===== INPUT MATERIAL
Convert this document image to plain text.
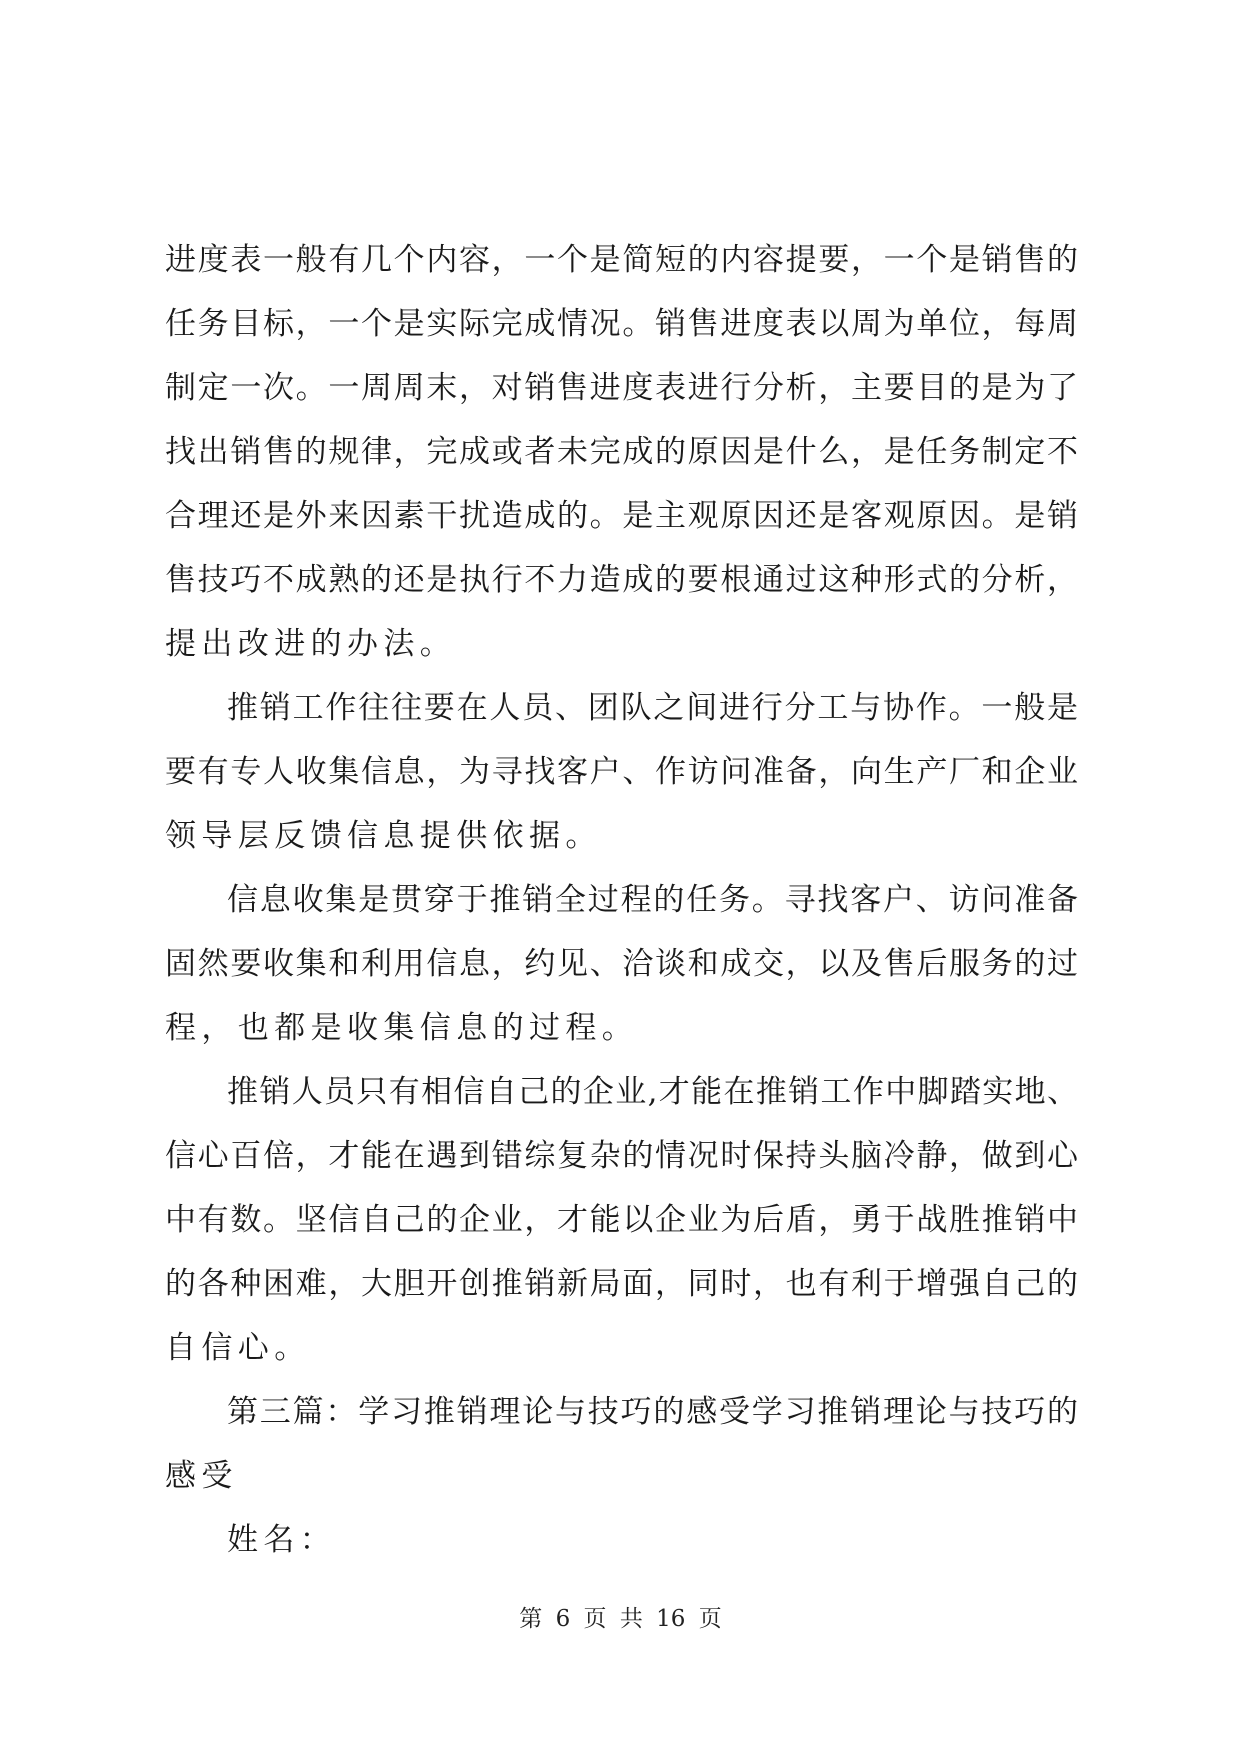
进度表一般有几个内容，一个是简短的内容提要，一个是销售的
任务目标，一个是实际完成情况。销售进度表以周为单位，每周
制定一次。一周周末，对销售进度表进行分析，主要目的是为了
找出销售的规律，完成或者未完成的原因是什么，是任务制定不
合理还是外来因素干扰造成的。是主观原因还是客观原因。是销
售技巧不成熟的还是执行不力造成的要根通过这种形式的分析，
提出改进的办法。
推销工作往往要在人员、团队之间进行分工与协作。一般是
要有专人收集信息，为寻找客户、作访问准备，向生产厂和企业
领导层反馈信息提供依据。
信息收集是贯穿于推销全过程的任务。寻找客户、访问准备
固然要收集和利用信息，约见、洽谈和成交，以及售后服务的过
程，也都是收集信息的过程。
推销人员只有相信自己的企业,才能在推销工作中脚踏实地、
信心百倍，才能在遇到错综复杂的情况时保持头脑冷静，做到心
中有数。坚信自己的企业，才能以企业为后盾，勇于战胜推销中
的各种困难，大胆开创推销新局面，同时，也有利于增强自己的
自信心。
第三篇：学习推销理论与技巧的感受学习推销理论与技巧的
感受
姓名：
第 6 页 共 16 页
==========
= EXERCISE DETAILS =
Restate each line of the records exactly; pictures do not belong in the copy.

= OUTPUT FOR THIS EXERCISE =
Convert this document image to plain text.
进度表一般有几个内容，一个是简短的内容提要，一个是销售的
任务目标，一个是实际完成情况。销售进度表以周为单位，每周
制定一次。一周周末，对销售进度表进行分析，主要目的是为了
找出销售的规律，完成或者未完成的原因是什么，是任务制定不
合理还是外来因素干扰造成的。是主观原因还是客观原因。是销
售技巧不成熟的还是执行不力造成的要根通过这种形式的分析，
提出改进的办法。
推销工作往往要在人员、团队之间进行分工与协作。一般是
要有专人收集信息，为寻找客户、作访问准备，向生产厂和企业
领导层反馈信息提供依据。
信息收集是贯穿于推销全过程的任务。寻找客户、访问准备
固然要收集和利用信息，约见、洽谈和成交，以及售后服务的过
程，也都是收集信息的过程。
推销人员只有相信自己的企业,才能在推销工作中脚踏实地、
信心百倍，才能在遇到错综复杂的情况时保持头脑冷静，做到心
中有数。坚信自己的企业，才能以企业为后盾，勇于战胜推销中
的各种困难，大胆开创推销新局面，同时，也有利于增强自己的
自信心。
第三篇：学习推销理论与技巧的感受学习推销理论与技巧的
感受
姓名：
第 6 页 共 16 页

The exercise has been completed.